■ TASK TO COMPLETE:
Word for word, set down the records and skip each picture.

-- Start of RAW RECORDS --

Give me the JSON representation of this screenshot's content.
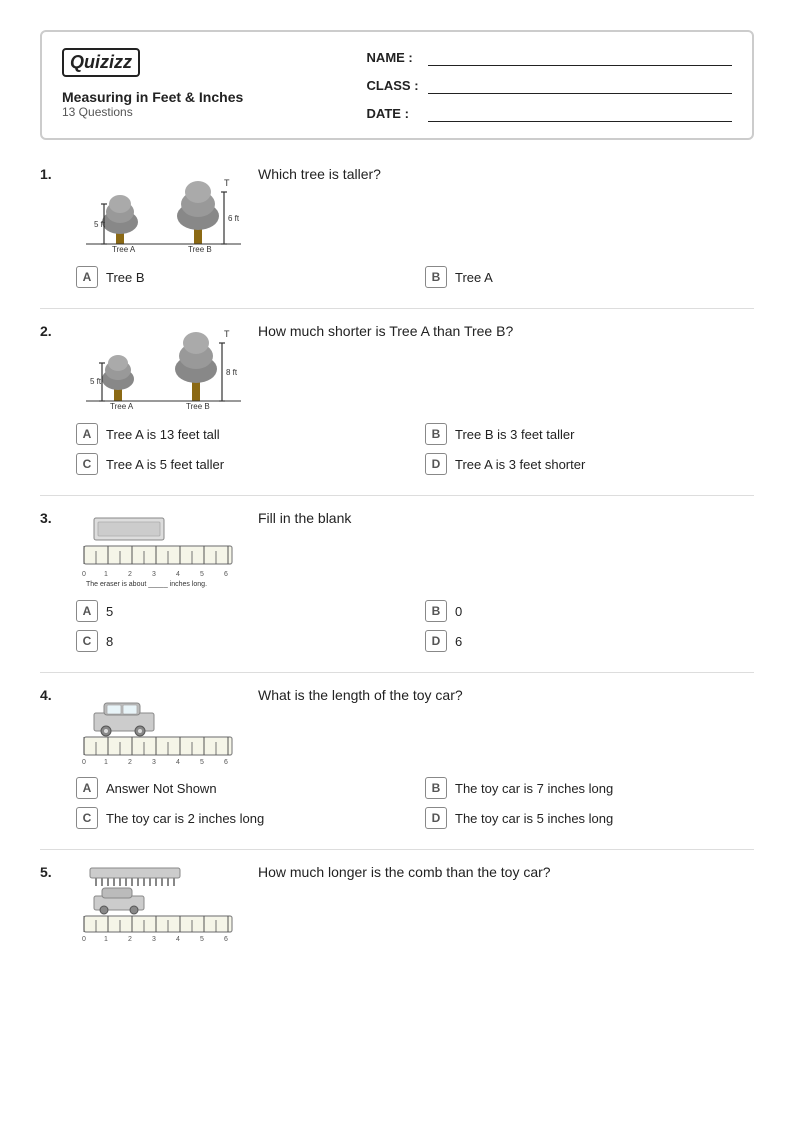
{
  "header": {
    "logo_text": "Quizizz",
    "quiz_title": "Measuring in Feet & Inches",
    "quiz_subtitle": "13 Questions",
    "name_label": "NAME :",
    "class_label": "CLASS :",
    "date_label": "DATE :"
  },
  "questions": [
    {
      "number": "1.",
      "text": "Which tree is taller?",
      "options": [
        {
          "letter": "A",
          "text": "Tree B"
        },
        {
          "letter": "B",
          "text": "Tree A"
        },
        {
          "letter": "C",
          "text": ""
        },
        {
          "letter": "D",
          "text": ""
        }
      ],
      "type": "trees1"
    },
    {
      "number": "2.",
      "text": "How much shorter is Tree A than Tree B?",
      "options": [
        {
          "letter": "A",
          "text": "Tree A is 13 feet tall"
        },
        {
          "letter": "B",
          "text": "Tree B is 3 feet taller"
        },
        {
          "letter": "C",
          "text": "Tree A is 5 feet taller"
        },
        {
          "letter": "D",
          "text": "Tree A is 3 feet shorter"
        }
      ],
      "type": "trees2"
    },
    {
      "number": "3.",
      "text": "Fill in the blank",
      "options": [
        {
          "letter": "A",
          "text": "5"
        },
        {
          "letter": "B",
          "text": "0"
        },
        {
          "letter": "C",
          "text": "8"
        },
        {
          "letter": "D",
          "text": "6"
        }
      ],
      "type": "ruler_eraser"
    },
    {
      "number": "4.",
      "text": "What is the length of the toy car?",
      "options": [
        {
          "letter": "A",
          "text": "Answer Not Shown"
        },
        {
          "letter": "B",
          "text": "The toy car is 7 inches long"
        },
        {
          "letter": "C",
          "text": "The toy car is 2 inches long"
        },
        {
          "letter": "D",
          "text": "The toy car is 5 inches long"
        }
      ],
      "type": "toy_car"
    },
    {
      "number": "5.",
      "text": "How much longer is the comb than the toy car?",
      "options": [],
      "type": "comb_car"
    }
  ]
}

-- End of RAW RECORDS --

■ SOLUTION:
Give me the JSON representation of this screenshot's content.
{
  "header": {
    "logo_text": "Quizizz",
    "quiz_title": "Measuring in Feet & Inches",
    "quiz_subtitle": "13 Questions",
    "name_label": "NAME :",
    "class_label": "CLASS :",
    "date_label": "DATE :"
  },
  "questions": [
    {
      "number": "1.",
      "text": "Which tree is taller?",
      "options": [
        {
          "letter": "A",
          "text": "Tree B"
        },
        {
          "letter": "B",
          "text": "Tree A"
        },
        {
          "letter": "C",
          "text": ""
        },
        {
          "letter": "D",
          "text": ""
        }
      ],
      "type": "trees1"
    },
    {
      "number": "2.",
      "text": "How much shorter is Tree A than Tree B?",
      "options": [
        {
          "letter": "A",
          "text": "Tree A is 13 feet tall"
        },
        {
          "letter": "B",
          "text": "Tree B is 3 feet taller"
        },
        {
          "letter": "C",
          "text": "Tree A is 5 feet taller"
        },
        {
          "letter": "D",
          "text": "Tree A is 3 feet shorter"
        }
      ],
      "type": "trees2"
    },
    {
      "number": "3.",
      "text": "Fill in the blank",
      "options": [
        {
          "letter": "A",
          "text": "5"
        },
        {
          "letter": "B",
          "text": "0"
        },
        {
          "letter": "C",
          "text": "8"
        },
        {
          "letter": "D",
          "text": "6"
        }
      ],
      "type": "ruler_eraser"
    },
    {
      "number": "4.",
      "text": "What is the length of the toy car?",
      "options": [
        {
          "letter": "A",
          "text": "Answer Not Shown"
        },
        {
          "letter": "B",
          "text": "The toy car is 7 inches long"
        },
        {
          "letter": "C",
          "text": "The toy car is 2 inches long"
        },
        {
          "letter": "D",
          "text": "The toy car is 5 inches long"
        }
      ],
      "type": "toy_car"
    },
    {
      "number": "5.",
      "text": "How much longer is the comb than the toy car?",
      "options": [],
      "type": "comb_car"
    }
  ]
}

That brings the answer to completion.